» Instructions to follow: Without the images, output each record below as it stands.

» Supplied records:
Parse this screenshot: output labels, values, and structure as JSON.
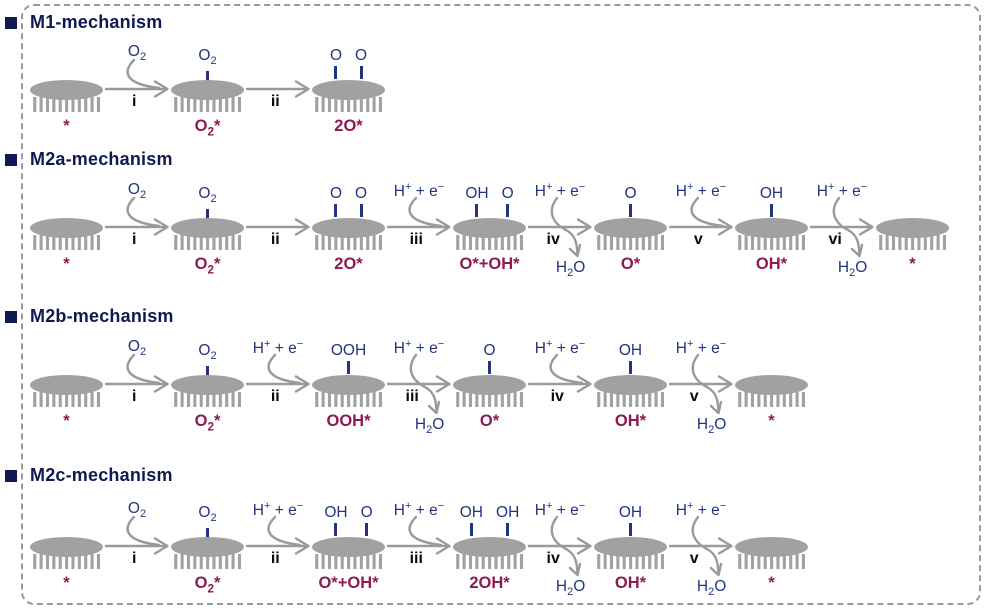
{
  "colors": {
    "header_navy": "#101a4f",
    "species_blue": "#233580",
    "label_maroon": "#8e1a52",
    "surface_gray": "#a1a1a1",
    "arrow_gray": "#9a9a9a",
    "step_black": "#0b0b0b",
    "frame_gray": "#999999"
  },
  "mechanisms": [
    {
      "title": "M1-mechanism",
      "steps": [
        {
          "kind": "surface",
          "adsorbates": [],
          "label": "*"
        },
        {
          "kind": "arrow",
          "step": "i",
          "reactant": "O_2"
        },
        {
          "kind": "surface",
          "adsorbates": [
            "O_2"
          ],
          "label": "O_2*"
        },
        {
          "kind": "arrow",
          "step": "ii"
        },
        {
          "kind": "surface",
          "adsorbates": [
            "O",
            "O"
          ],
          "label": "2O*"
        }
      ]
    },
    {
      "title": "M2a-mechanism",
      "steps": [
        {
          "kind": "surface",
          "adsorbates": [],
          "label": "*"
        },
        {
          "kind": "arrow",
          "step": "i",
          "reactant": "O_2"
        },
        {
          "kind": "surface",
          "adsorbates": [
            "O_2"
          ],
          "label": "O_2*"
        },
        {
          "kind": "arrow",
          "step": "ii"
        },
        {
          "kind": "surface",
          "adsorbates": [
            "O",
            "O"
          ],
          "label": "2O*"
        },
        {
          "kind": "arrow",
          "step": "iii",
          "reactant": "H^+ + e^−"
        },
        {
          "kind": "surface",
          "adsorbates": [
            "OH",
            "O"
          ],
          "label": "O*+OH*"
        },
        {
          "kind": "arrow",
          "step": "iv",
          "reactant": "H^+ + e^−",
          "product": "H_2O"
        },
        {
          "kind": "surface",
          "adsorbates": [
            "O"
          ],
          "label": "O*"
        },
        {
          "kind": "arrow",
          "step": "v",
          "reactant": "H^+ + e^−"
        },
        {
          "kind": "surface",
          "adsorbates": [
            "OH"
          ],
          "label": "OH*"
        },
        {
          "kind": "arrow",
          "step": "vi",
          "reactant": "H^+ + e^−",
          "product": "H_2O"
        },
        {
          "kind": "surface",
          "adsorbates": [],
          "label": "*"
        }
      ]
    },
    {
      "title": "M2b-mechanism",
      "steps": [
        {
          "kind": "surface",
          "adsorbates": [],
          "label": "*"
        },
        {
          "kind": "arrow",
          "step": "i",
          "reactant": "O_2"
        },
        {
          "kind": "surface",
          "adsorbates": [
            "O_2"
          ],
          "label": "O_2*"
        },
        {
          "kind": "arrow",
          "step": "ii",
          "reactant": "H^+ + e^−"
        },
        {
          "kind": "surface",
          "adsorbates": [
            "OOH"
          ],
          "label": "OOH*"
        },
        {
          "kind": "arrow",
          "step": "iii",
          "reactant": "H^+ + e^−",
          "product": "H_2O"
        },
        {
          "kind": "surface",
          "adsorbates": [
            "O"
          ],
          "label": "O*"
        },
        {
          "kind": "arrow",
          "step": "iv",
          "reactant": "H^+ + e^−"
        },
        {
          "kind": "surface",
          "adsorbates": [
            "OH"
          ],
          "label": "OH*"
        },
        {
          "kind": "arrow",
          "step": "v",
          "reactant": "H^+ + e^−",
          "product": "H_2O"
        },
        {
          "kind": "surface",
          "adsorbates": [],
          "label": "*"
        }
      ]
    },
    {
      "title": "M2c-mechanism",
      "steps": [
        {
          "kind": "surface",
          "adsorbates": [],
          "label": "*"
        },
        {
          "kind": "arrow",
          "step": "i",
          "reactant": "O_2"
        },
        {
          "kind": "surface",
          "adsorbates": [
            "O_2"
          ],
          "label": "O_2*"
        },
        {
          "kind": "arrow",
          "step": "ii",
          "reactant": "H^+ + e^−"
        },
        {
          "kind": "surface",
          "adsorbates": [
            "OH",
            "O"
          ],
          "label": "O*+OH*"
        },
        {
          "kind": "arrow",
          "step": "iii",
          "reactant": "H^+ + e^−"
        },
        {
          "kind": "surface",
          "adsorbates": [
            "OH",
            "OH"
          ],
          "label": "2OH*"
        },
        {
          "kind": "arrow",
          "step": "iv",
          "reactant": "H^+ + e^−",
          "product": "H_2O"
        },
        {
          "kind": "surface",
          "adsorbates": [
            "OH"
          ],
          "label": "OH*"
        },
        {
          "kind": "arrow",
          "step": "v",
          "reactant": "H^+ + e^−",
          "product": "H_2O"
        },
        {
          "kind": "surface",
          "adsorbates": [],
          "label": "*"
        }
      ]
    }
  ]
}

» Task solution:
Parse this screenshot: output labels, values, and structure as JSON.
{
  "colors": {
    "header_navy": "#101a4f",
    "species_blue": "#233580",
    "label_maroon": "#8e1a52",
    "surface_gray": "#a1a1a1",
    "arrow_gray": "#9a9a9a",
    "step_black": "#0b0b0b",
    "frame_gray": "#999999"
  },
  "mechanisms": [
    {
      "title": "M1-mechanism",
      "steps": [
        {
          "kind": "surface",
          "adsorbates": [],
          "label": "*"
        },
        {
          "kind": "arrow",
          "step": "i",
          "reactant": "O_2"
        },
        {
          "kind": "surface",
          "adsorbates": [
            "O_2"
          ],
          "label": "O_2*"
        },
        {
          "kind": "arrow",
          "step": "ii"
        },
        {
          "kind": "surface",
          "adsorbates": [
            "O",
            "O"
          ],
          "label": "2O*"
        }
      ]
    },
    {
      "title": "M2a-mechanism",
      "steps": [
        {
          "kind": "surface",
          "adsorbates": [],
          "label": "*"
        },
        {
          "kind": "arrow",
          "step": "i",
          "reactant": "O_2"
        },
        {
          "kind": "surface",
          "adsorbates": [
            "O_2"
          ],
          "label": "O_2*"
        },
        {
          "kind": "arrow",
          "step": "ii"
        },
        {
          "kind": "surface",
          "adsorbates": [
            "O",
            "O"
          ],
          "label": "2O*"
        },
        {
          "kind": "arrow",
          "step": "iii",
          "reactant": "H^+ + e^−"
        },
        {
          "kind": "surface",
          "adsorbates": [
            "OH",
            "O"
          ],
          "label": "O*+OH*"
        },
        {
          "kind": "arrow",
          "step": "iv",
          "reactant": "H^+ + e^−",
          "product": "H_2O"
        },
        {
          "kind": "surface",
          "adsorbates": [
            "O"
          ],
          "label": "O*"
        },
        {
          "kind": "arrow",
          "step": "v",
          "reactant": "H^+ + e^−"
        },
        {
          "kind": "surface",
          "adsorbates": [
            "OH"
          ],
          "label": "OH*"
        },
        {
          "kind": "arrow",
          "step": "vi",
          "reactant": "H^+ + e^−",
          "product": "H_2O"
        },
        {
          "kind": "surface",
          "adsorbates": [],
          "label": "*"
        }
      ]
    },
    {
      "title": "M2b-mechanism",
      "steps": [
        {
          "kind": "surface",
          "adsorbates": [],
          "label": "*"
        },
        {
          "kind": "arrow",
          "step": "i",
          "reactant": "O_2"
        },
        {
          "kind": "surface",
          "adsorbates": [
            "O_2"
          ],
          "label": "O_2*"
        },
        {
          "kind": "arrow",
          "step": "ii",
          "reactant": "H^+ + e^−"
        },
        {
          "kind": "surface",
          "adsorbates": [
            "OOH"
          ],
          "label": "OOH*"
        },
        {
          "kind": "arrow",
          "step": "iii",
          "reactant": "H^+ + e^−",
          "product": "H_2O"
        },
        {
          "kind": "surface",
          "adsorbates": [
            "O"
          ],
          "label": "O*"
        },
        {
          "kind": "arrow",
          "step": "iv",
          "reactant": "H^+ + e^−"
        },
        {
          "kind": "surface",
          "adsorbates": [
            "OH"
          ],
          "label": "OH*"
        },
        {
          "kind": "arrow",
          "step": "v",
          "reactant": "H^+ + e^−",
          "product": "H_2O"
        },
        {
          "kind": "surface",
          "adsorbates": [],
          "label": "*"
        }
      ]
    },
    {
      "title": "M2c-mechanism",
      "steps": [
        {
          "kind": "surface",
          "adsorbates": [],
          "label": "*"
        },
        {
          "kind": "arrow",
          "step": "i",
          "reactant": "O_2"
        },
        {
          "kind": "surface",
          "adsorbates": [
            "O_2"
          ],
          "label": "O_2*"
        },
        {
          "kind": "arrow",
          "step": "ii",
          "reactant": "H^+ + e^−"
        },
        {
          "kind": "surface",
          "adsorbates": [
            "OH",
            "O"
          ],
          "label": "O*+OH*"
        },
        {
          "kind": "arrow",
          "step": "iii",
          "reactant": "H^+ + e^−"
        },
        {
          "kind": "surface",
          "adsorbates": [
            "OH",
            "OH"
          ],
          "label": "2OH*"
        },
        {
          "kind": "arrow",
          "step": "iv",
          "reactant": "H^+ + e^−",
          "product": "H_2O"
        },
        {
          "kind": "surface",
          "adsorbates": [
            "OH"
          ],
          "label": "OH*"
        },
        {
          "kind": "arrow",
          "step": "v",
          "reactant": "H^+ + e^−",
          "product": "H_2O"
        },
        {
          "kind": "surface",
          "adsorbates": [],
          "label": "*"
        }
      ]
    }
  ]
}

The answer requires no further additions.